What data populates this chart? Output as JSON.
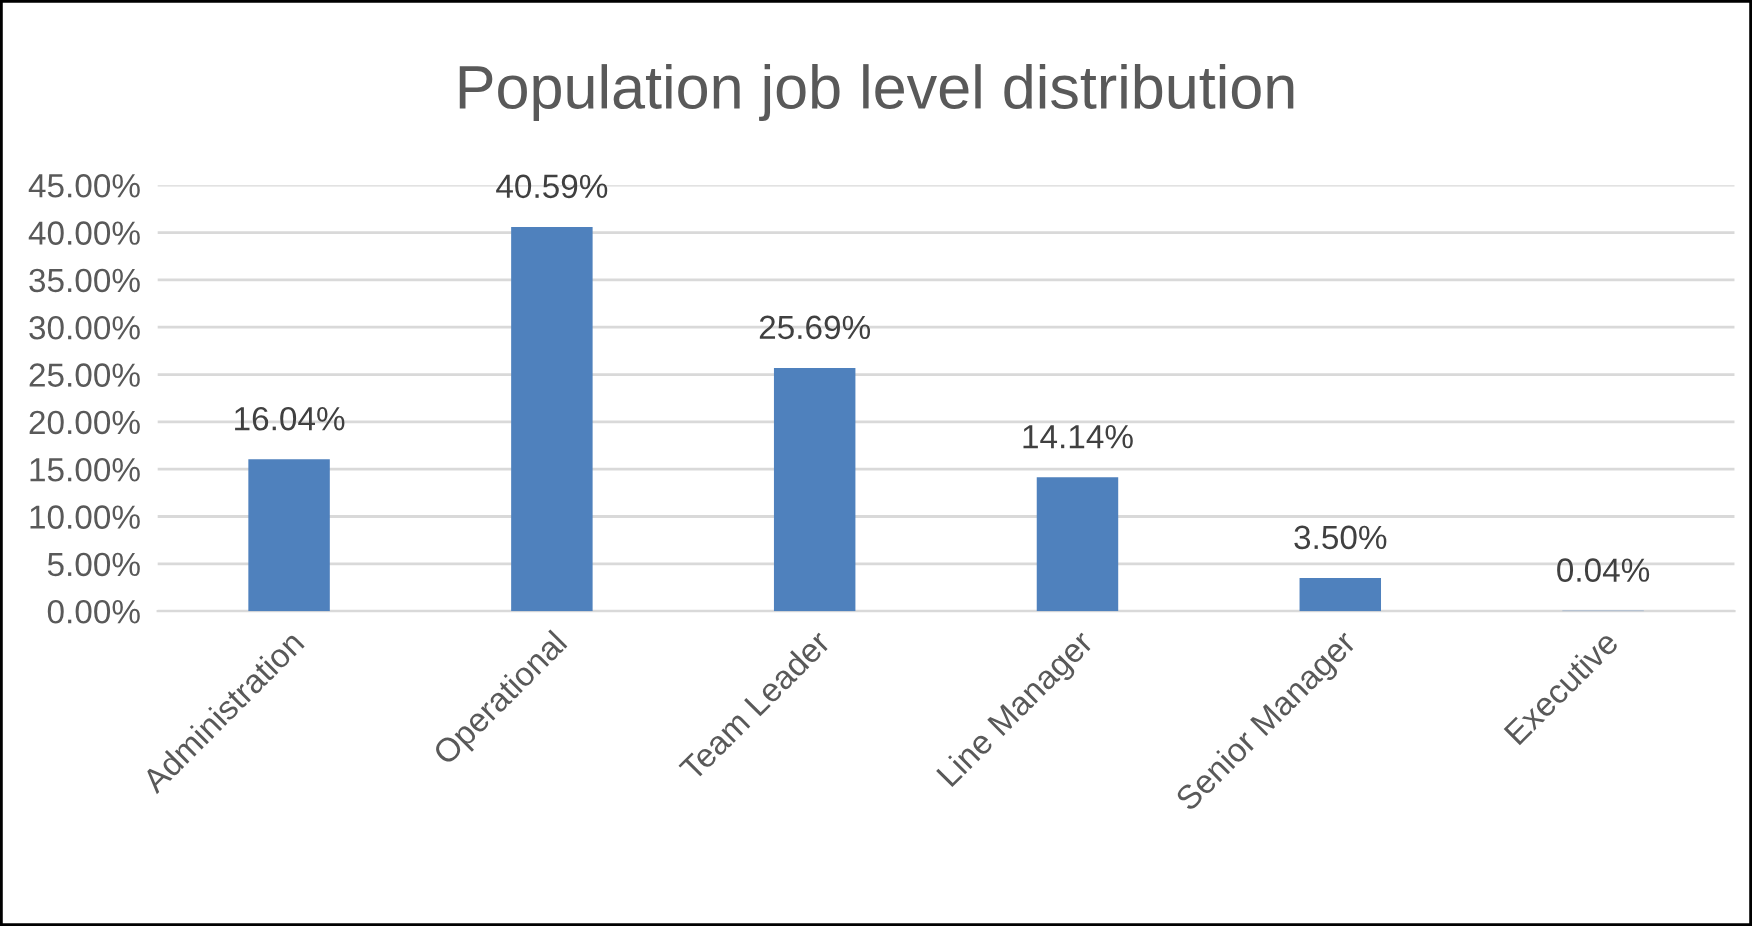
{
  "chart_data": {
    "type": "bar",
    "title": "Population job level distribution",
    "categories": [
      "Administration",
      "Operational",
      "Team Leader",
      "Line Manager",
      "Senior Manager",
      "Executive"
    ],
    "values": [
      16.04,
      40.59,
      25.69,
      14.14,
      3.5,
      0.04
    ],
    "value_labels": [
      "16.04%",
      "40.59%",
      "25.69%",
      "14.14%",
      "3.50%",
      "0.04%"
    ],
    "color": "#4f81bd",
    "ylim": [
      0,
      45
    ],
    "yticks": [
      {
        "value": 0,
        "label": "0.00%"
      },
      {
        "value": 5,
        "label": "5.00%"
      },
      {
        "value": 10,
        "label": "10.00%"
      },
      {
        "value": 15,
        "label": "15.00%"
      },
      {
        "value": 20,
        "label": "20.00%"
      },
      {
        "value": 25,
        "label": "25.00%"
      },
      {
        "value": 30,
        "label": "30.00%"
      },
      {
        "value": 35,
        "label": "35.00%"
      },
      {
        "value": 40,
        "label": "40.00%"
      },
      {
        "value": 45,
        "label": "45.00%"
      }
    ],
    "grid": "y"
  }
}
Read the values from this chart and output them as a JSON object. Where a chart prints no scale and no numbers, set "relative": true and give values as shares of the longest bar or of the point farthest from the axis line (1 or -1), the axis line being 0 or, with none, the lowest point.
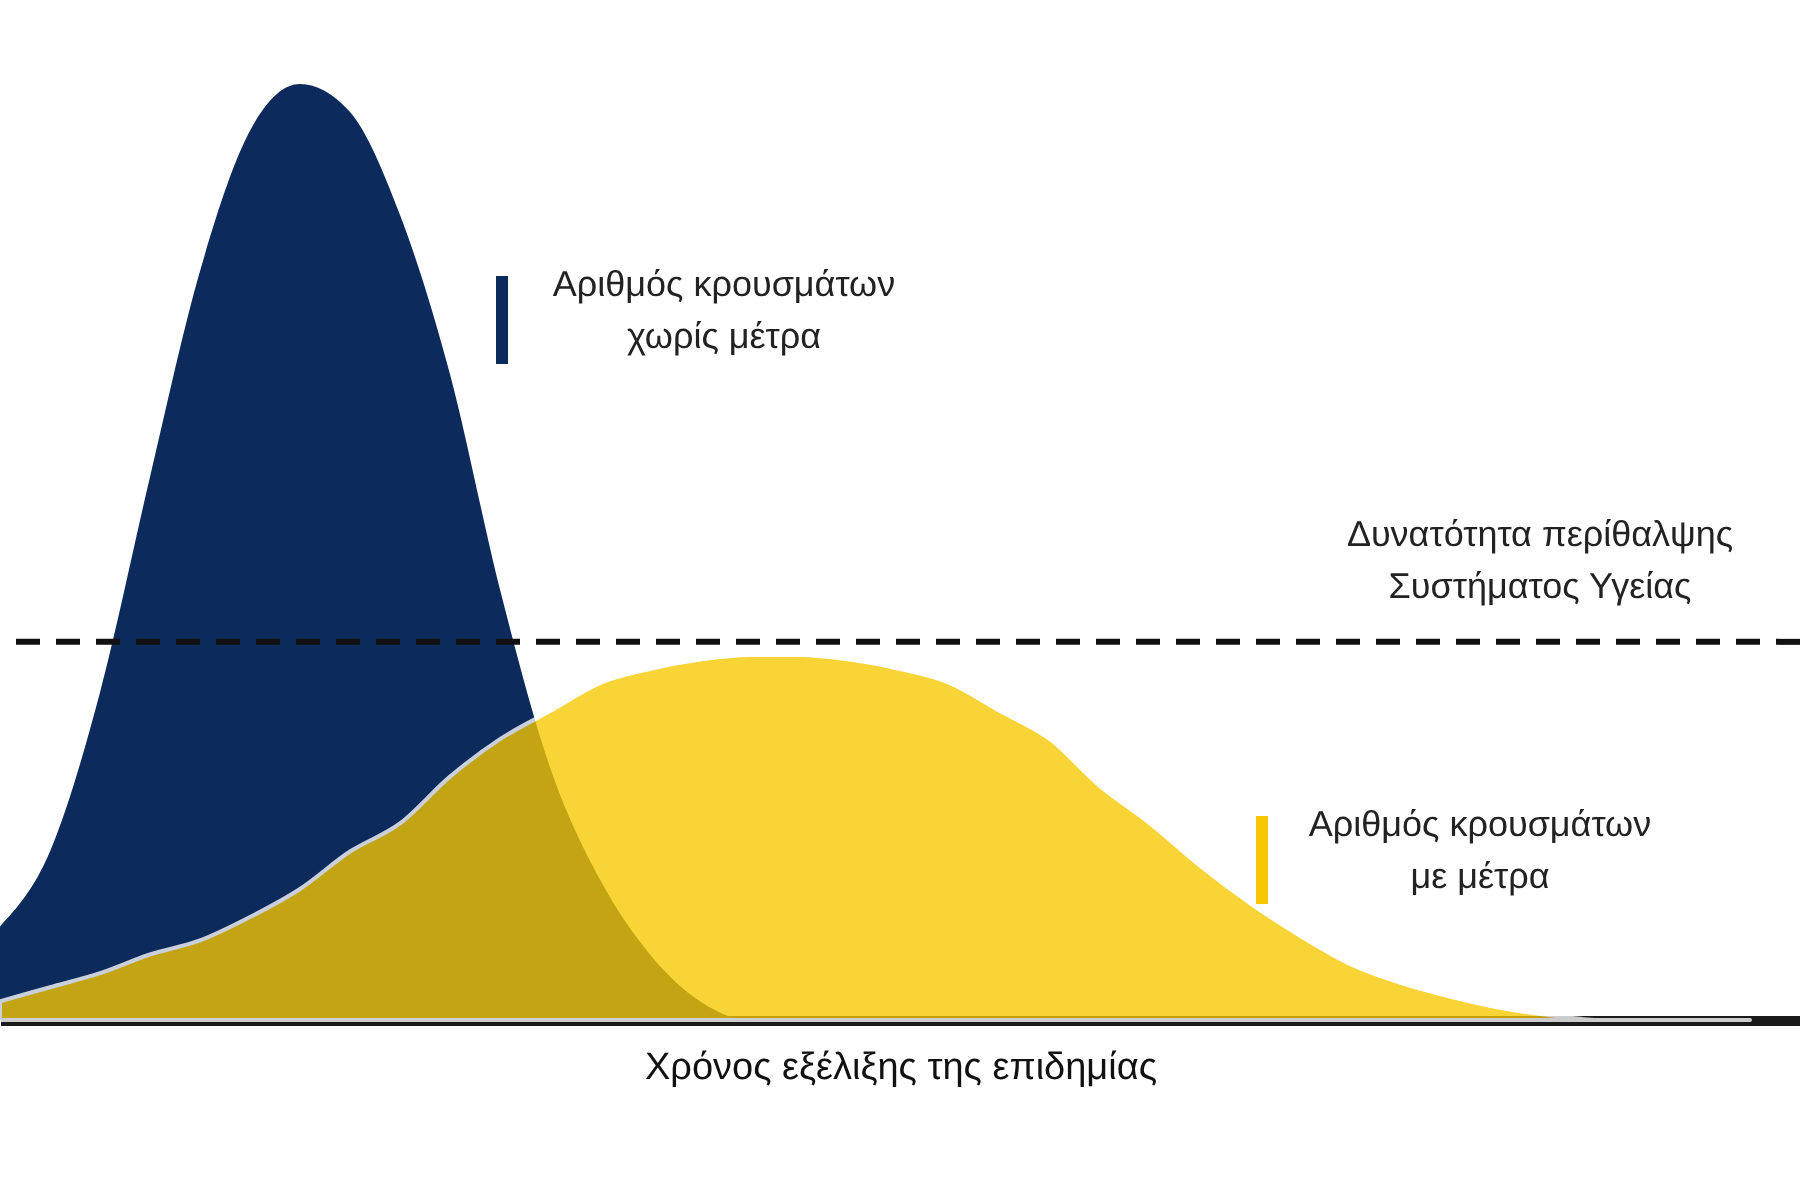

--------------------------------------------------

### Directions for this task
Will you restate every entry word for word and omit the images?

### Correct response
What data populates this chart? Output as JSON.
{
  "chart_data": {
    "type": "bar",
    "title": "Population job level distribution",
    "categories": [
      "Administration",
      "Operational",
      "Team Leader",
      "Line Manager",
      "Senior Manager",
      "Executive"
    ],
    "values": [
      16.04,
      40.59,
      25.69,
      14.14,
      3.5,
      0.04
    ],
    "value_labels": [
      "16.04%",
      "40.59%",
      "25.69%",
      "14.14%",
      "3.50%",
      "0.04%"
    ],
    "color": "#4f81bd",
    "ylim": [
      0,
      45
    ],
    "yticks": [
      {
        "value": 0,
        "label": "0.00%"
      },
      {
        "value": 5,
        "label": "5.00%"
      },
      {
        "value": 10,
        "label": "10.00%"
      },
      {
        "value": 15,
        "label": "15.00%"
      },
      {
        "value": 20,
        "label": "20.00%"
      },
      {
        "value": 25,
        "label": "25.00%"
      },
      {
        "value": 30,
        "label": "30.00%"
      },
      {
        "value": 35,
        "label": "35.00%"
      },
      {
        "value": 40,
        "label": "40.00%"
      },
      {
        "value": 45,
        "label": "45.00%"
      }
    ],
    "grid": "y"
  }
}
Read the values from this chart and output them as a JSON object. Where a chart prints no scale and no numbers, set "relative": true and give values as shares of the longest bar or of the point farthest from the axis line (1 or -1), the axis line being 0 or, with none, the lowest point.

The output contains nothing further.